## Task directions
Without including any pictures, copy each entry below exactly.

----- Material to process

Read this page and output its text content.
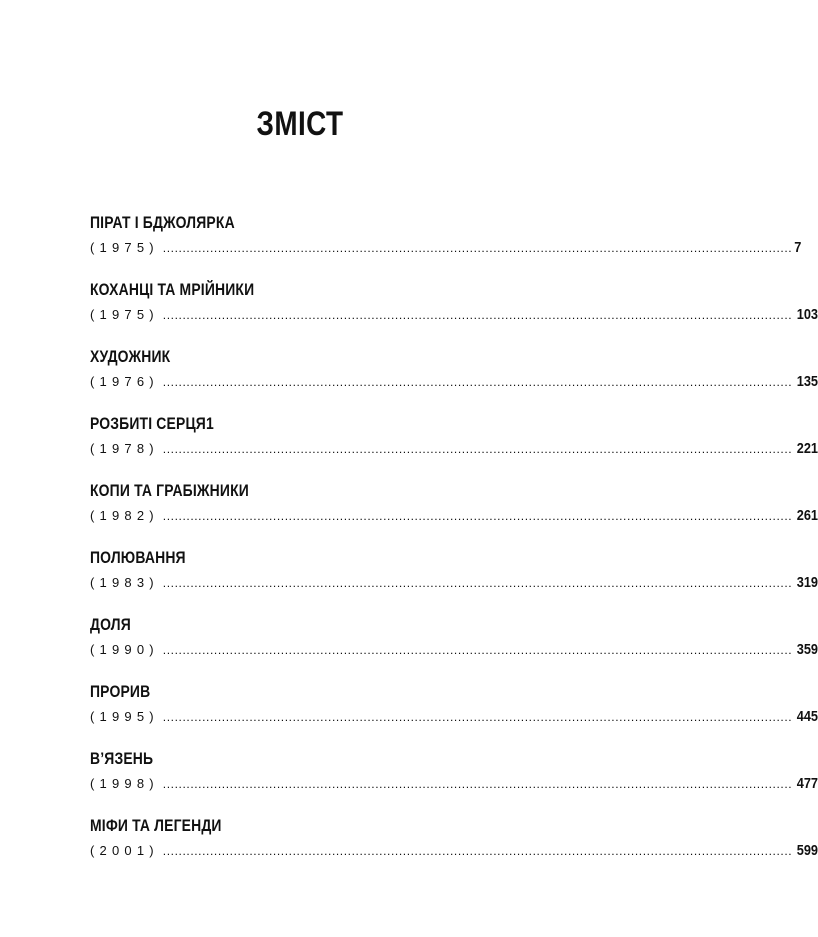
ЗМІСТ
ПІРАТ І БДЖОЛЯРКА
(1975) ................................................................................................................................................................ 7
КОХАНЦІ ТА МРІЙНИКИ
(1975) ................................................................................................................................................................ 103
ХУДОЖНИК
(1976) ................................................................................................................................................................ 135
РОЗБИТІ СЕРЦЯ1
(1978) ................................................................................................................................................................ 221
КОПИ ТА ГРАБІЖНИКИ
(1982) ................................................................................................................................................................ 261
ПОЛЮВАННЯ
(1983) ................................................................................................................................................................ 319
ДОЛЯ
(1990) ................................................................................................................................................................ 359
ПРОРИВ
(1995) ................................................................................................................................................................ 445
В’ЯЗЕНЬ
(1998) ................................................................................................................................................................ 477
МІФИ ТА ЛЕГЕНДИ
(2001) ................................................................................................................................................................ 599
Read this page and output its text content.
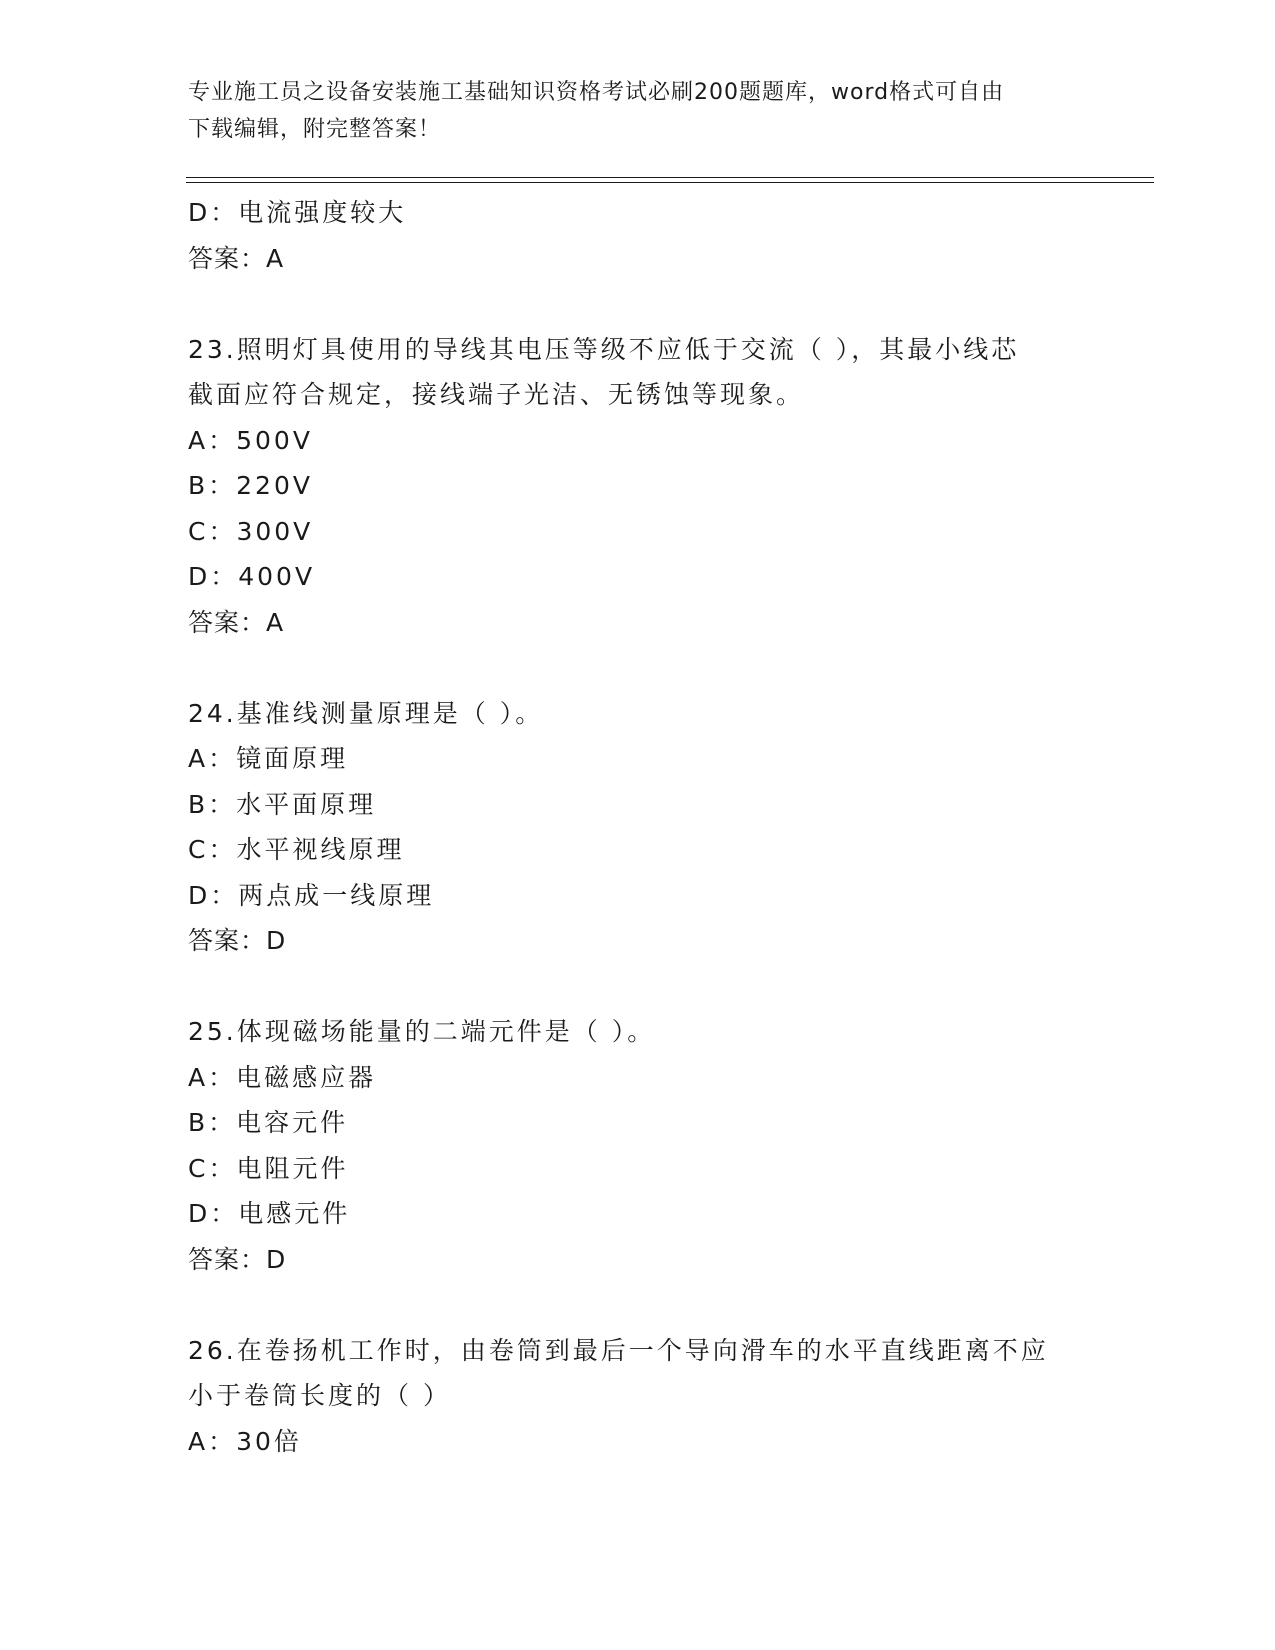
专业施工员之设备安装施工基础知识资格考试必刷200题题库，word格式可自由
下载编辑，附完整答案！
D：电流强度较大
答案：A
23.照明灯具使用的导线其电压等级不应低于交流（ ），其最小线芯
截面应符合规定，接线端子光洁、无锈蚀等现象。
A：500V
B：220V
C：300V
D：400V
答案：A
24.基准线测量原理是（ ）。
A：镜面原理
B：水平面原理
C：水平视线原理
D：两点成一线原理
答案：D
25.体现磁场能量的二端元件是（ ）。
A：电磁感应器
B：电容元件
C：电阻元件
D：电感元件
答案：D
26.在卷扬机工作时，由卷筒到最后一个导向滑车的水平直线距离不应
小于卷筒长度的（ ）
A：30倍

----------

## Result
Read this page and output its text content.
ЗМІСТ
ПІРАТ І БДЖОЛЯРКА
(1975) ................................................................................................................................................................ 7
КОХАНЦІ ТА МРІЙНИКИ
(1975) ................................................................................................................................................................ 103
ХУДОЖНИК
(1976) ................................................................................................................................................................ 135
РОЗБИТІ СЕРЦЯ1
(1978) ................................................................................................................................................................ 221
КОПИ ТА ГРАБІЖНИКИ
(1982) ................................................................................................................................................................ 261
ПОЛЮВАННЯ
(1983) ................................................................................................................................................................ 319
ДОЛЯ
(1990) ................................................................................................................................................................ 359
ПРОРИВ
(1995) ................................................................................................................................................................ 445
В’ЯЗЕНЬ
(1998) ................................................................................................................................................................ 477
МІФИ ТА ЛЕГЕНДИ
(2001) ................................................................................................................................................................ 599
Read this page and output its text content.
专业施工员之设备安装施工基础知识资格考试必刷200题题库，word格式可自由
下载编辑，附完整答案！
D：电流强度较大
答案：A
23.照明灯具使用的导线其电压等级不应低于交流（ ），其最小线芯
截面应符合规定，接线端子光洁、无锈蚀等现象。
A：500V
B：220V
C：300V
D：400V
答案：A
24.基准线测量原理是（ ）。
A：镜面原理
B：水平面原理
C：水平视线原理
D：两点成一线原理
答案：D
25.体现磁场能量的二端元件是（ ）。
A：电磁感应器
B：电容元件
C：电阻元件
D：电感元件
答案：D
26.在卷扬机工作时，由卷筒到最后一个导向滑车的水平直线距离不应
小于卷筒长度的（ ）
A：30倍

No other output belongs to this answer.